◆ SHORT EXERCISE
Examine the material below. Gather every line in which the string "Class" appears.

◆ Extracted data entries
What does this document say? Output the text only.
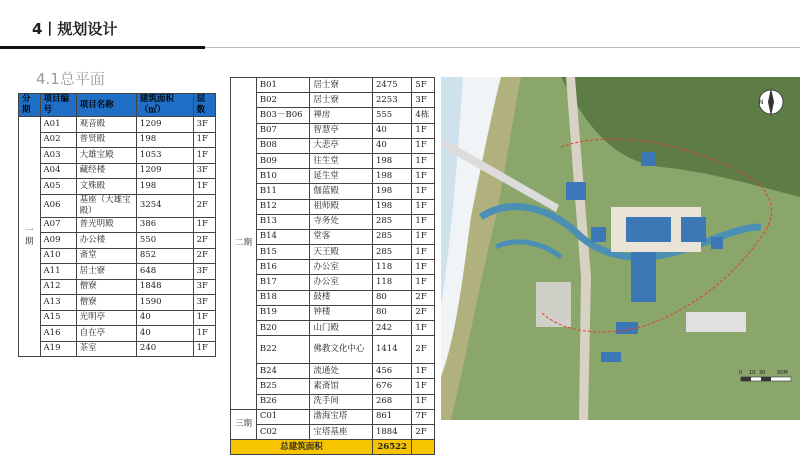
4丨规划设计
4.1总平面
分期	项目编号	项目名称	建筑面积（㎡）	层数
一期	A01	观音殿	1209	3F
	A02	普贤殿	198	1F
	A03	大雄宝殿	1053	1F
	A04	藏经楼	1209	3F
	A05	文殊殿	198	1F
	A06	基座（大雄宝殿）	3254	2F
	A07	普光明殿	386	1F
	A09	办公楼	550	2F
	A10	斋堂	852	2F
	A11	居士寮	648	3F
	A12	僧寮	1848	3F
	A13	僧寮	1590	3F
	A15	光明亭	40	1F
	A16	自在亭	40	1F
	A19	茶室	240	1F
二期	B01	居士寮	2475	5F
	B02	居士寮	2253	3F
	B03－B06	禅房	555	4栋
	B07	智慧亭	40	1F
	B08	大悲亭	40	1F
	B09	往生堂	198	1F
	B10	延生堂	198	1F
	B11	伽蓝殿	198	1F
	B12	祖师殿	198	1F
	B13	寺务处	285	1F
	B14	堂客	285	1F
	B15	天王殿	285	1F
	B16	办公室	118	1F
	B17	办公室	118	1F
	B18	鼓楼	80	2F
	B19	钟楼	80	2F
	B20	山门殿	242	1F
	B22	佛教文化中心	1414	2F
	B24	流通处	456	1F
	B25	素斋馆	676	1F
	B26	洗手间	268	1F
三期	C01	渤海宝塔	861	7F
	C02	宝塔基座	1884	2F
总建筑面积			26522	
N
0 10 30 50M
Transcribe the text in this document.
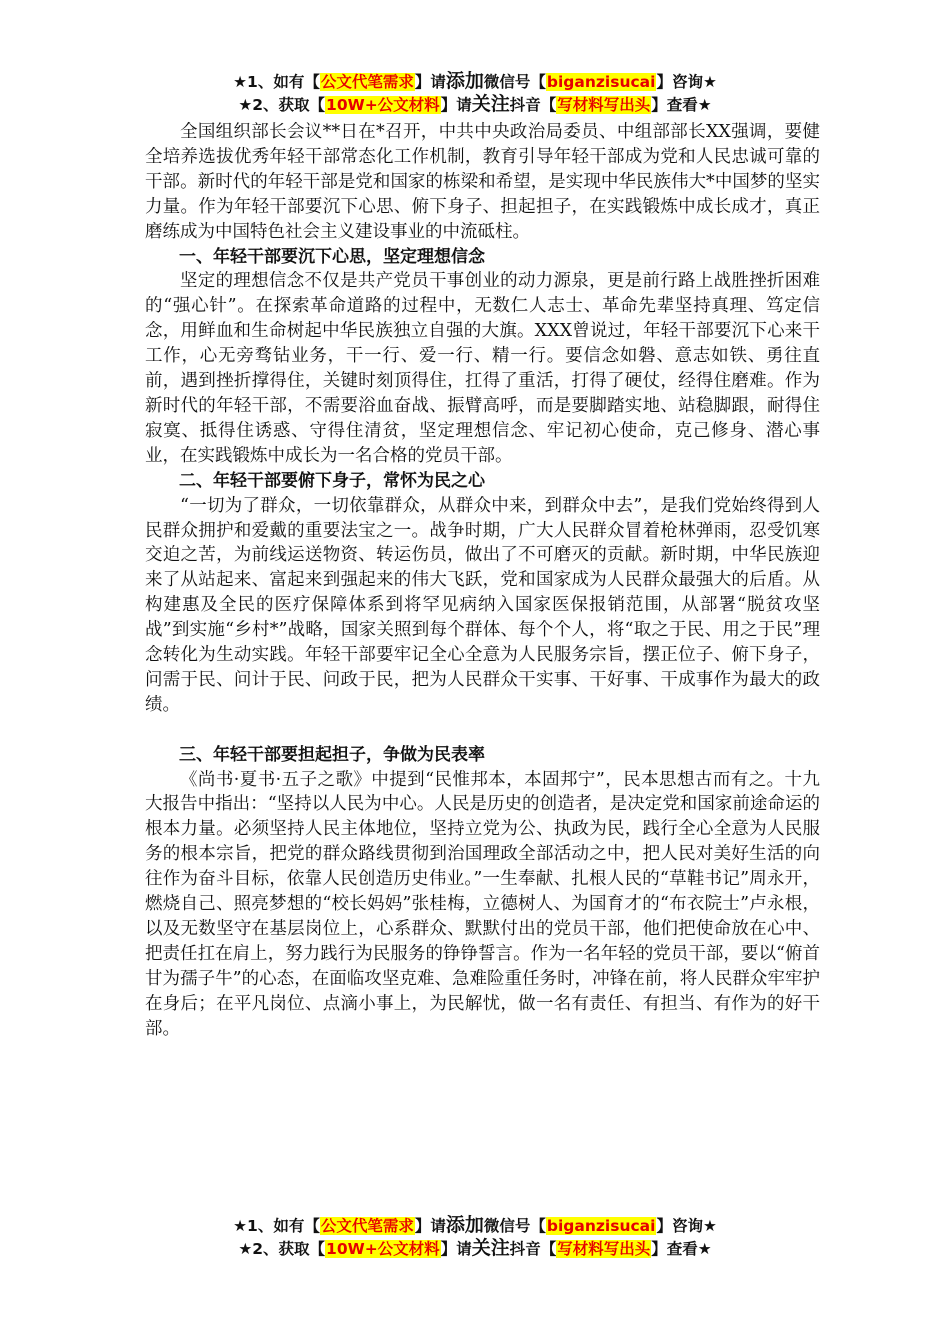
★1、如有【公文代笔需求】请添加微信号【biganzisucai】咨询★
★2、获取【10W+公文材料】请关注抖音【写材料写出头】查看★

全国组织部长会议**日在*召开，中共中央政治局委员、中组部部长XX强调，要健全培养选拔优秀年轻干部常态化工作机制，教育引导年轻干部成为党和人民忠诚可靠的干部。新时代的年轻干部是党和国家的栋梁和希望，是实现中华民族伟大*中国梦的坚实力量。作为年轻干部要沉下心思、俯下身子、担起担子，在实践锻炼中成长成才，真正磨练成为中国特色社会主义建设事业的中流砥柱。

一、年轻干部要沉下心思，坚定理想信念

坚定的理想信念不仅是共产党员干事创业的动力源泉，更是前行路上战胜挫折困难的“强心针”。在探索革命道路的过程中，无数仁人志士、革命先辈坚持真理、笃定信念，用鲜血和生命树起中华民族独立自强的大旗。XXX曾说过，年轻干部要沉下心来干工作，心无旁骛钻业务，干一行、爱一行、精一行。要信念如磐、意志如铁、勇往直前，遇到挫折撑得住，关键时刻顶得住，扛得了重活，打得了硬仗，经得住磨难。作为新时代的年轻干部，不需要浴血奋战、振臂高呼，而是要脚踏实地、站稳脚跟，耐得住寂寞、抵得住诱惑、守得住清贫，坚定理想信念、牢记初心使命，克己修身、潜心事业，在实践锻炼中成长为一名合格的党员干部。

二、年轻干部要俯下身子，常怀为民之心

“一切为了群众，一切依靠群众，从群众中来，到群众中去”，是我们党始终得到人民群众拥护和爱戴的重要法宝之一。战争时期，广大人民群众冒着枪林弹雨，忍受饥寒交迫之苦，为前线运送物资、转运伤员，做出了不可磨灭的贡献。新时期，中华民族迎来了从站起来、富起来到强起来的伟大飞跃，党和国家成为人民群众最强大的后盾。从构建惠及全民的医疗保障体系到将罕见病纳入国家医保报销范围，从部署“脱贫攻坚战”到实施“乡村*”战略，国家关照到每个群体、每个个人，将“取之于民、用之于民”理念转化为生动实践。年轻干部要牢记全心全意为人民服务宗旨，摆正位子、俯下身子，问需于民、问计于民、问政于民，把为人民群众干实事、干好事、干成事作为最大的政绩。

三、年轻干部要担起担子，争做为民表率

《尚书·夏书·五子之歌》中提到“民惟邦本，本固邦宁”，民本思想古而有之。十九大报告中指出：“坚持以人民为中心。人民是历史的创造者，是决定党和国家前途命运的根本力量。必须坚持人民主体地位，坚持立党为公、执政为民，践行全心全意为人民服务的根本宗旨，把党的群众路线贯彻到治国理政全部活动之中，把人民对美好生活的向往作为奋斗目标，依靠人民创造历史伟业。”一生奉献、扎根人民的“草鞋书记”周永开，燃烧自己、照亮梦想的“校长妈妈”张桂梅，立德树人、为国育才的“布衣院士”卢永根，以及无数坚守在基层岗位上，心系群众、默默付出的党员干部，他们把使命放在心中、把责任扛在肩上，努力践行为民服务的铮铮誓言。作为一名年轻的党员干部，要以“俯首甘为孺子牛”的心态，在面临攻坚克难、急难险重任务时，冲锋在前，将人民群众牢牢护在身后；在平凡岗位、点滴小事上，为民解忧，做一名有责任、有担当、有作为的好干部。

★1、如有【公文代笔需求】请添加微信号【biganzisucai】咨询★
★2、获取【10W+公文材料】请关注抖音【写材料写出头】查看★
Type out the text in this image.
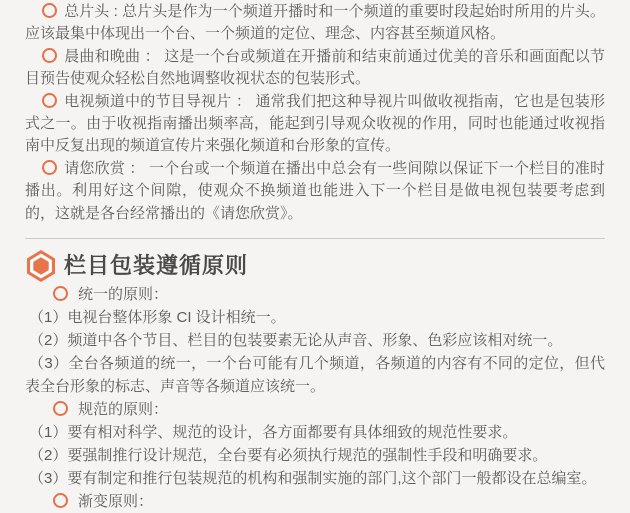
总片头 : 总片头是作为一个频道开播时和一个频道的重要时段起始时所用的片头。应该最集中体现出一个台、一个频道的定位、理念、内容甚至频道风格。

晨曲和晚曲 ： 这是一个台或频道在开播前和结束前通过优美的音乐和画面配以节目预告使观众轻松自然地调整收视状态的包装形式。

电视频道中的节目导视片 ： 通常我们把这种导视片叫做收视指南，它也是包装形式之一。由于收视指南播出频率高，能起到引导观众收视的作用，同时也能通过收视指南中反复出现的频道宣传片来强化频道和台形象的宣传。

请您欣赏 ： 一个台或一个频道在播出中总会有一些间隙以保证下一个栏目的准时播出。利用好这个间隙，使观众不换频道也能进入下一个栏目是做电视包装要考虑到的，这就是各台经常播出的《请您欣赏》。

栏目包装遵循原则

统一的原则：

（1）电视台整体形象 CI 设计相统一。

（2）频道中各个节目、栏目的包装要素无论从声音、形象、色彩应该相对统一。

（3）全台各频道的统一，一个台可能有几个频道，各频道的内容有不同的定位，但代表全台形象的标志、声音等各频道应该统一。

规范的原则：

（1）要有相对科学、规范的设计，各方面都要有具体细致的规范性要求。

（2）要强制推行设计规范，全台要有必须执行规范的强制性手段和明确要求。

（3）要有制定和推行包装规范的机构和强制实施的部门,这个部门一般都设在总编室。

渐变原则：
--
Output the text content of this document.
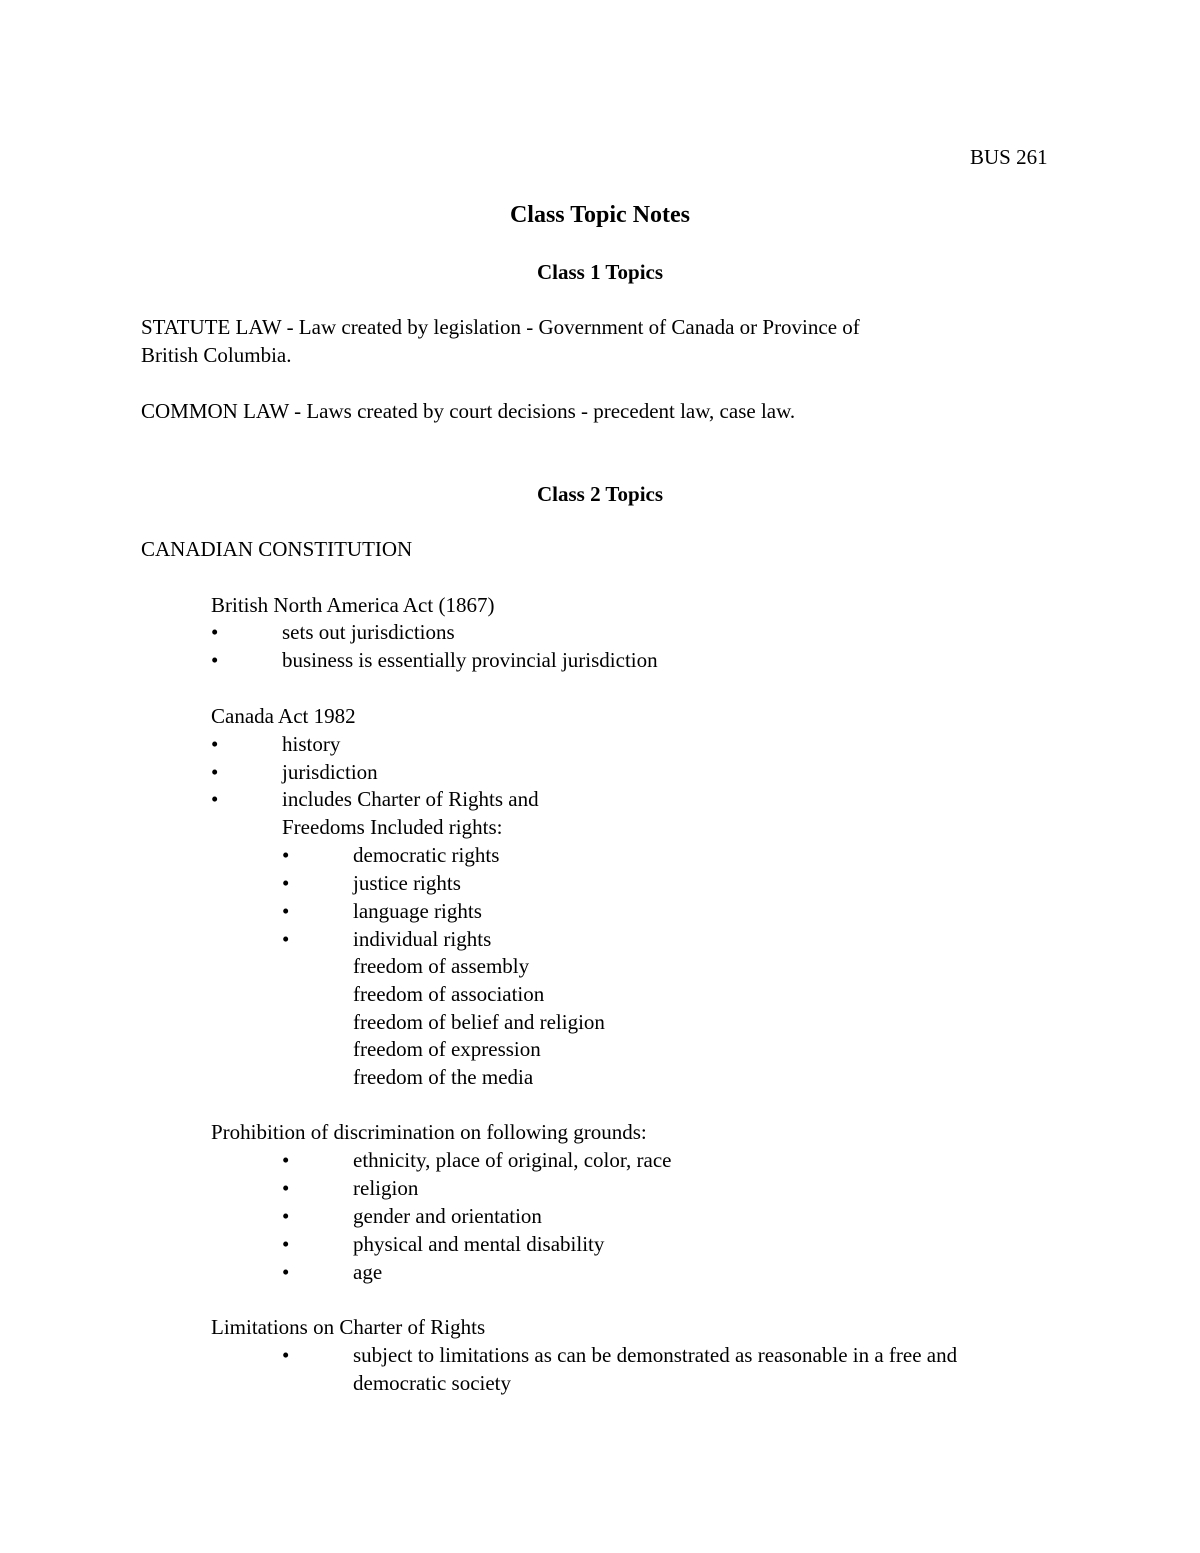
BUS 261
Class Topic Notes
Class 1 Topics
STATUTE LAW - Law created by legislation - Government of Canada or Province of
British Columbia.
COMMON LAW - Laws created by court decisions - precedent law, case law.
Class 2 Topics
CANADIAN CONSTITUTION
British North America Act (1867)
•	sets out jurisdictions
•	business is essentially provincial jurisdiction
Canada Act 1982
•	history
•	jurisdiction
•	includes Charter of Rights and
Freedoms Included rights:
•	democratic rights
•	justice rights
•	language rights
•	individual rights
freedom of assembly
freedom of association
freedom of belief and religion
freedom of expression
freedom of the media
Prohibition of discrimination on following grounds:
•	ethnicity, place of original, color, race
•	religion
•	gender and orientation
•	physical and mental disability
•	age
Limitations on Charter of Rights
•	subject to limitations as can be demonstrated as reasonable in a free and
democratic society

◆ THE ANSWER
Class Topic Notes
Class 1 Topics
Class 2 Topics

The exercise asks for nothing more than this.